| DOCUMENT SEGMENT |
Router(config)# subscriber trace history dpm size 200

Related Commands

Command
Description

clear subscriber trace history

Clears the trace history log for ISG subscriber sessions.

show subscriber trace history

Displays the event traces for ISG subscriber sessions that are saved in the trace history log.

show subscriber trace statistics

Displays statistics about the event traces for ISG subscriber sessions that were saved to the history log.

subscriber trace event

Enables event tracing for software modules involved in ISG subscriber sessions.


test sgi xml

To feed a file into the Service Gateway Interface (SGI) process for testing of SGI XML files when an external client is not available, use the test sgi xml command in privileged EXEC configuration mode.

test sgi xml filename

Syntax Description

filename

Name of the file being used to test SGI.


Command Default

A file is not submitted for testing.

Command Modes

Privileged EXEC (#)

Command History

Release
Modification

12.2(33)SRC

This command was introduced.

| DATA LINES |
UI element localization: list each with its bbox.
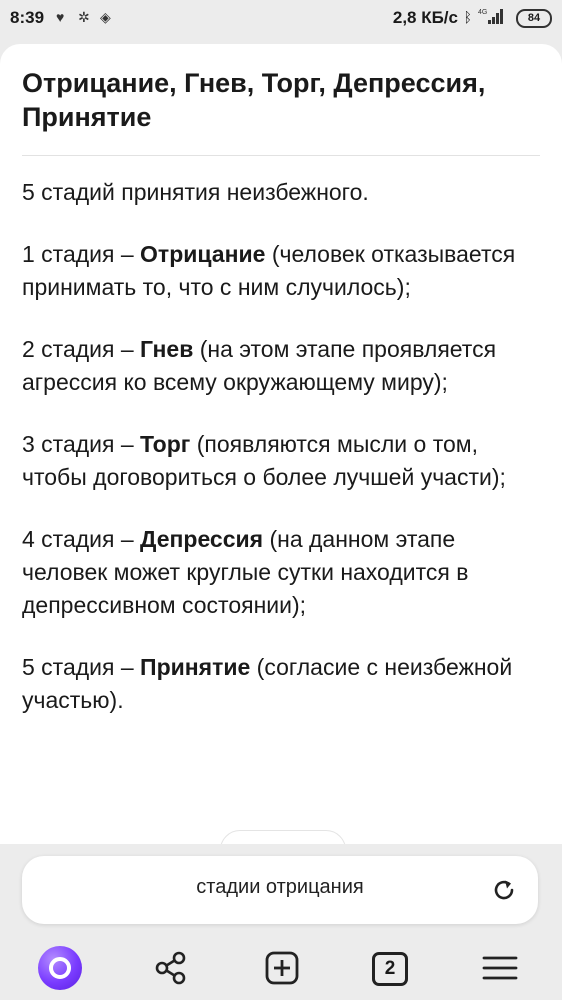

| REQUIRED WORK |
1) From the ISG command reference excerpt, answer these:
(a) What does the clear subscriber trace history command do?
(b) In which command mode is the test sgi xml command used?
(c) In which release was the test sgi xml command introduced?
2) Carry the ISG command reference excerpt on past its final sentence.

| RESULTS FOR EACH TASK |
1)
(a) It clears the trace history log for ISG subscriber sessions.
(b) Privileged EXEC (#).
(c) 12.2(33)SRC.

2)
Usage Guidelines

This command is used to verify the format of an SGI XML request. The XML file must be copied onto the router before it can be used by the test sgi xml command.

The external client is currently under development. In the absence of an external client, the test command can be used to verify the XML for specific SGI operations.

Examples

The following example shows the file `test.xml' run by the test sgi xml command:

Router# test sgi xml disk0:test.xml

Related Commands

Command
Description

debug sgi

Enables debugging on SGI.

sgi beep listener

Enables SGI.

show sgi

Displays information about current SGI sessions or statistics.


threshold (ISG)

To configure the threshold at which the Intelligent Services Gateway (ISG) will send a reauthorization request to the prepaid billing server, use the threshold command in ISG prepaid configuration mode. To reset the threshold to the default value, use the no form of this command.

threshold {time number-of-seconds | volume number-of-bytes}

no threshold {time number-of-seconds | volume number-of-bytes}

Syntax Description

time

Specifies the threshold for time-based prepaid sessions.

number-of-seconds

When a quota, in seconds, has been depleted to this number, ISG will send a reauthorization request. Default = 0.

volume

Specifies the threshold for volume-based prepaid sessions.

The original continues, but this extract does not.